___ MATERIAL PROVIDED
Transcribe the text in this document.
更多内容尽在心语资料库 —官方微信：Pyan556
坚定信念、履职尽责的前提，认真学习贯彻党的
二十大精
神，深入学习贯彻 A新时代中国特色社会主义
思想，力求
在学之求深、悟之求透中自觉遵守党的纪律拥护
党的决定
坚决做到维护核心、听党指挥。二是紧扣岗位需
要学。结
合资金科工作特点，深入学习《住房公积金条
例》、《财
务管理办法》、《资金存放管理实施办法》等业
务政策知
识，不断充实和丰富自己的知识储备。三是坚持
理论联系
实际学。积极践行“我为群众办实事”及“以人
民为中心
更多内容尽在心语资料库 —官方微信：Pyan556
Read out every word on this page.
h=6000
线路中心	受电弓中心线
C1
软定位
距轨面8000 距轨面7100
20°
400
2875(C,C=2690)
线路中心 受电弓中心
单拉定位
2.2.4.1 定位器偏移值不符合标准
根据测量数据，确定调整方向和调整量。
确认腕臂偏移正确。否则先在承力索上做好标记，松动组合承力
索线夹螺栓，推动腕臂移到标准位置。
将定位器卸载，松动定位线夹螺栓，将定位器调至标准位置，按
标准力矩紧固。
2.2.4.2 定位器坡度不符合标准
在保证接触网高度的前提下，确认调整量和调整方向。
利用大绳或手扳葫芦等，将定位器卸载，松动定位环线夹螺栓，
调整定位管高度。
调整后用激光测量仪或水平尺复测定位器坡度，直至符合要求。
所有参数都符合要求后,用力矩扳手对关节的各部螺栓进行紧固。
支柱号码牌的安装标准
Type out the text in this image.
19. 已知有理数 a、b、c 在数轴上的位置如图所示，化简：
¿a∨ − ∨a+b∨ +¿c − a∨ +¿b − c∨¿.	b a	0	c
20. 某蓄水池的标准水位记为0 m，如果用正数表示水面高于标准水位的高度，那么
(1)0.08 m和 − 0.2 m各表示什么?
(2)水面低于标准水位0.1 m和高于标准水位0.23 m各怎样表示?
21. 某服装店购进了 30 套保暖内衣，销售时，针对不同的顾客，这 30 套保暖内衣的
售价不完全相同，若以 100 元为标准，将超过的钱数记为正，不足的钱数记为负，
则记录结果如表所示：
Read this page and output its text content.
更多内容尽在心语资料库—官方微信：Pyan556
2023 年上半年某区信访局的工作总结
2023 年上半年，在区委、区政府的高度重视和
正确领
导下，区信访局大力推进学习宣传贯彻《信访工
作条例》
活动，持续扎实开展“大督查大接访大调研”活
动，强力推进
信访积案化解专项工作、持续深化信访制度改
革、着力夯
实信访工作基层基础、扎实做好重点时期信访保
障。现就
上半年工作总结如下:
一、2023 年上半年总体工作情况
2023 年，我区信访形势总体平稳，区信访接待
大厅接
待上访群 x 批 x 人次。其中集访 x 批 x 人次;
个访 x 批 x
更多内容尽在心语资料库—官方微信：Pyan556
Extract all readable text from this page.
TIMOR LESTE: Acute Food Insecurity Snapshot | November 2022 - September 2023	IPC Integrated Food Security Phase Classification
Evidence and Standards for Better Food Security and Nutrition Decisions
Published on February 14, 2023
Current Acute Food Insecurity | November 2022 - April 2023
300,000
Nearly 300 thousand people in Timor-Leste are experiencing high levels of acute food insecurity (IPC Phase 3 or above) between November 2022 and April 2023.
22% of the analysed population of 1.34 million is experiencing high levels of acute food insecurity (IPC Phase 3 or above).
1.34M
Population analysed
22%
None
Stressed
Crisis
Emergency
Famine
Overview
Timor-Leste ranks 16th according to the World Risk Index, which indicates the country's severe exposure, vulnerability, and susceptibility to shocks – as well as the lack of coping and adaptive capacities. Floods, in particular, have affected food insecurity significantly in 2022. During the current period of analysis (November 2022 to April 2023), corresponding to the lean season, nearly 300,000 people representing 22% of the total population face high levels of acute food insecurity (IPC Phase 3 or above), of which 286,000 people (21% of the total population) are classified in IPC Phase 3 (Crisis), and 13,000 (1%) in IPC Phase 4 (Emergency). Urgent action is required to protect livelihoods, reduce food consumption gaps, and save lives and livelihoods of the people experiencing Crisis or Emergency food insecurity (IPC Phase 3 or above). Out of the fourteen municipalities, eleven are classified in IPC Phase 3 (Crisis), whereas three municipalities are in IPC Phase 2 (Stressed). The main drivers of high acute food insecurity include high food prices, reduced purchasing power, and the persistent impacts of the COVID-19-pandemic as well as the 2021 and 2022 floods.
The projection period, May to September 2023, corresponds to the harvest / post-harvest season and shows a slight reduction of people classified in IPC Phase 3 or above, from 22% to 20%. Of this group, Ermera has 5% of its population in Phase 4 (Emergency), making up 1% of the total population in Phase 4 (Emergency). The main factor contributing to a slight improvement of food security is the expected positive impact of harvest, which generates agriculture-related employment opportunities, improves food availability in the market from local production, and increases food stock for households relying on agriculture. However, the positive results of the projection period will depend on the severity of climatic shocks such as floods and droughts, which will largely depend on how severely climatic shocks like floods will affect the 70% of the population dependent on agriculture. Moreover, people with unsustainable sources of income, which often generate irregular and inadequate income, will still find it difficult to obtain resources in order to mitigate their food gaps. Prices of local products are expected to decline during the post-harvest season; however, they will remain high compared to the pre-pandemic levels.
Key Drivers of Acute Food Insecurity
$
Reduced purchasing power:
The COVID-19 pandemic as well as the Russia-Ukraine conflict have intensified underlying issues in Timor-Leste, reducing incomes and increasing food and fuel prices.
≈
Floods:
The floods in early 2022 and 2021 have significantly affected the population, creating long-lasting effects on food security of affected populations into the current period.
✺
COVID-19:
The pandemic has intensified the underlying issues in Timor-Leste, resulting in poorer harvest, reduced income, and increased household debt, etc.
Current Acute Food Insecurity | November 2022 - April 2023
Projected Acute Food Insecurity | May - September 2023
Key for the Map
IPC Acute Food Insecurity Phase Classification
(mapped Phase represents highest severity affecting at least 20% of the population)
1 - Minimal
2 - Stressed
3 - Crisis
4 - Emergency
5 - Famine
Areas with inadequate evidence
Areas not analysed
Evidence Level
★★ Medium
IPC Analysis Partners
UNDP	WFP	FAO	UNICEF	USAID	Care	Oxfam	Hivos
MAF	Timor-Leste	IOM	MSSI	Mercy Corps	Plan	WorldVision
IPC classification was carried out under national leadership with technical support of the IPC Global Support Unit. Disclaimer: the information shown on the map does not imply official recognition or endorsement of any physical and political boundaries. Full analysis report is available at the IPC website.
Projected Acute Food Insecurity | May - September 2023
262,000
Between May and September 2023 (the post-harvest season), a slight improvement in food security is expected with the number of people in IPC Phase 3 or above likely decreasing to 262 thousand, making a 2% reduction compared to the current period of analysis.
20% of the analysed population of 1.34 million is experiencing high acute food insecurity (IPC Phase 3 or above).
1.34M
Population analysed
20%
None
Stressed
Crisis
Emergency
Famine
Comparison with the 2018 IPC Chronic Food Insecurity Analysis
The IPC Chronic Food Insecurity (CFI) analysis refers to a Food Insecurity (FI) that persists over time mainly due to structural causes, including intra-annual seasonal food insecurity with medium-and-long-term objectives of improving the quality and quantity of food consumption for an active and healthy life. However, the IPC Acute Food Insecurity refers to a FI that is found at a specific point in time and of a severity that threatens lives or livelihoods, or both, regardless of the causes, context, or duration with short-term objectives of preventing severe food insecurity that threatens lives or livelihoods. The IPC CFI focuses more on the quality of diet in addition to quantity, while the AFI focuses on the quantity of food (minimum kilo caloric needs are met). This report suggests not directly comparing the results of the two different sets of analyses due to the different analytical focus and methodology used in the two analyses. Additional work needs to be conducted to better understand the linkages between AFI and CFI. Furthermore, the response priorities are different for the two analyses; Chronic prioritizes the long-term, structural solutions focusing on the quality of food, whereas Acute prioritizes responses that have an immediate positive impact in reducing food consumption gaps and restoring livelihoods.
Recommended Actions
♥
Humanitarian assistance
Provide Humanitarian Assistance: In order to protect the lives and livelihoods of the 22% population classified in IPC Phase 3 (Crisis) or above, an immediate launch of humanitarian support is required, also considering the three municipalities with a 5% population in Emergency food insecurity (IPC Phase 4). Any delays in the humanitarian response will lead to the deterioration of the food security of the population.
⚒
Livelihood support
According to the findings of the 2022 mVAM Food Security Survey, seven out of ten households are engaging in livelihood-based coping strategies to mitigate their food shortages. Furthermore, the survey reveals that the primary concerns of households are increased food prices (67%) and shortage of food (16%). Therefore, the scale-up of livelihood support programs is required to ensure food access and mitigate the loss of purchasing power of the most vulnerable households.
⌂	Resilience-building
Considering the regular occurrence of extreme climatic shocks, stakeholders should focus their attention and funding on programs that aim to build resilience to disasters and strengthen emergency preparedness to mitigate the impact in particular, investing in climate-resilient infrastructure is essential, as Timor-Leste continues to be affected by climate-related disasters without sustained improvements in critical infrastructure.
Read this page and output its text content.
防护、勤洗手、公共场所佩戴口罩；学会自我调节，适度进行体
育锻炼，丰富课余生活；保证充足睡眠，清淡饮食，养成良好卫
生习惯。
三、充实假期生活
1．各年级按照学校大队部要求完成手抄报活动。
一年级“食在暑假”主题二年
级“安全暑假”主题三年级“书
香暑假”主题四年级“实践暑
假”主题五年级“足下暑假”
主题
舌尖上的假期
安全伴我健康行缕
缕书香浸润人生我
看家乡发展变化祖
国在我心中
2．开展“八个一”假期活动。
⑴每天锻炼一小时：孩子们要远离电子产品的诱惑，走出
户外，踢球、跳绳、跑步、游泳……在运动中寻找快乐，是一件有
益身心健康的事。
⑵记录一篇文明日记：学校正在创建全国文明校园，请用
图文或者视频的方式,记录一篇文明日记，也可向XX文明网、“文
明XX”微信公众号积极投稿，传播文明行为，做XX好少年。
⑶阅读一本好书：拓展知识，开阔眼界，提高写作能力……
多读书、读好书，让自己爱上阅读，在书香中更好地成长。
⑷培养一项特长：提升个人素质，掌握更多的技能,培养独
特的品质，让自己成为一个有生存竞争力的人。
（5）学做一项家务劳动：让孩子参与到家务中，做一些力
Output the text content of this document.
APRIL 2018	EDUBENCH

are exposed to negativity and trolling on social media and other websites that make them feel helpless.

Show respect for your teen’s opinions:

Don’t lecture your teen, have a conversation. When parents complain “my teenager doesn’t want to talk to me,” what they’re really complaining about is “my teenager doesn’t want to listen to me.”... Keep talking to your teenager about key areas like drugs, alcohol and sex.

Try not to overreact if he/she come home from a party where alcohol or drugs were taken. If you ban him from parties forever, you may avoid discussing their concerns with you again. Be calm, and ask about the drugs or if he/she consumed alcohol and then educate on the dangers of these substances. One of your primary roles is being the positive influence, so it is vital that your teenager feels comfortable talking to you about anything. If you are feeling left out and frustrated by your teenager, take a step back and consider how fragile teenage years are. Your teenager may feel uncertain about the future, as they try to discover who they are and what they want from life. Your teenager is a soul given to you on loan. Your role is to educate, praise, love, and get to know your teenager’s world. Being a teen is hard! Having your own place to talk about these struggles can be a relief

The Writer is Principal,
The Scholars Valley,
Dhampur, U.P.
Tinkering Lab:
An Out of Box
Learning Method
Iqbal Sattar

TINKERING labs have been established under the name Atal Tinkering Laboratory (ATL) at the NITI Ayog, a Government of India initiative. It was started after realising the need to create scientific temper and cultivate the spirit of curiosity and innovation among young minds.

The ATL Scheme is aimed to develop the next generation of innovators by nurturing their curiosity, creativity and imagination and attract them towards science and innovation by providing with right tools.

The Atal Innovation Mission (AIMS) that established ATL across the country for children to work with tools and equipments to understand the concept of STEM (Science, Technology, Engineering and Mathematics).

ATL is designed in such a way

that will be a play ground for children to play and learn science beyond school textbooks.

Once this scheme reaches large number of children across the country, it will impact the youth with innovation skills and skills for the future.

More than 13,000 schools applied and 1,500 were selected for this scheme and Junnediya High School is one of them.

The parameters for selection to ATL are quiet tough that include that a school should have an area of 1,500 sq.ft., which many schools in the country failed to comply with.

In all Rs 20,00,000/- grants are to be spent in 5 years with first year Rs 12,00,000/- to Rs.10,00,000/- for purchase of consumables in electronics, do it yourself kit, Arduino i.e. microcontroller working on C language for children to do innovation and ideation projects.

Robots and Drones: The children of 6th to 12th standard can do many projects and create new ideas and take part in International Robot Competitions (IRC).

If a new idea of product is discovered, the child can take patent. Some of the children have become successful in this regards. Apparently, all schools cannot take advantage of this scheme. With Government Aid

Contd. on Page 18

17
______
EXERCISE DIRECTIONS — Pick each line holding the word "particular" out of the listing.

THE RESPONSE —
Timor-Leste ranks 16th according to the World Risk Index, which indicates the country's severe exposure, vulnerability, and susceptibility to shocks – as well as the lack of coping and adaptive capacities. Floods, in particular, have affected food insecurity significantly in 2022. During the current period of analysis (November 2022 to April 2023), corresponding to the lean season, nearly 300,000 people representing 22% of the total population face high levels of acute food insecurity (IPC Phase 3 or above), of which 286,000 people (21% of the total population) are classified in IPC Phase 3 (Crisis), and 13,000 (1%) in IPC Phase 4 (Emergency). Urgent action is required to protect livelihoods, reduce food consumption gaps, and save lives and livelihoods of the people experiencing Crisis or Emergency food insecurity (IPC Phase 3 or above). Out of the fourteen municipalities, eleven are classified in IPC Phase 3 (Crisis), whereas three municipalities are in IPC Phase 2 (Stressed). The main drivers of high acute food insecurity include high food prices, reduced purchasing power, and the persistent impacts of the COVID-19-pandemic as well as the 2021 and 2022 floods.
Considering the regular occurrence of extreme climatic shocks, stakeholders should focus their attention and funding on programs that aim to build resilience to disasters and strengthen emergency preparedness to mitigate the impact in particular, investing in climate-resilient infrastructure is essential, as Timor-Leste continues to be affected by climate-related disasters without sustained improvements in critical infrastructure.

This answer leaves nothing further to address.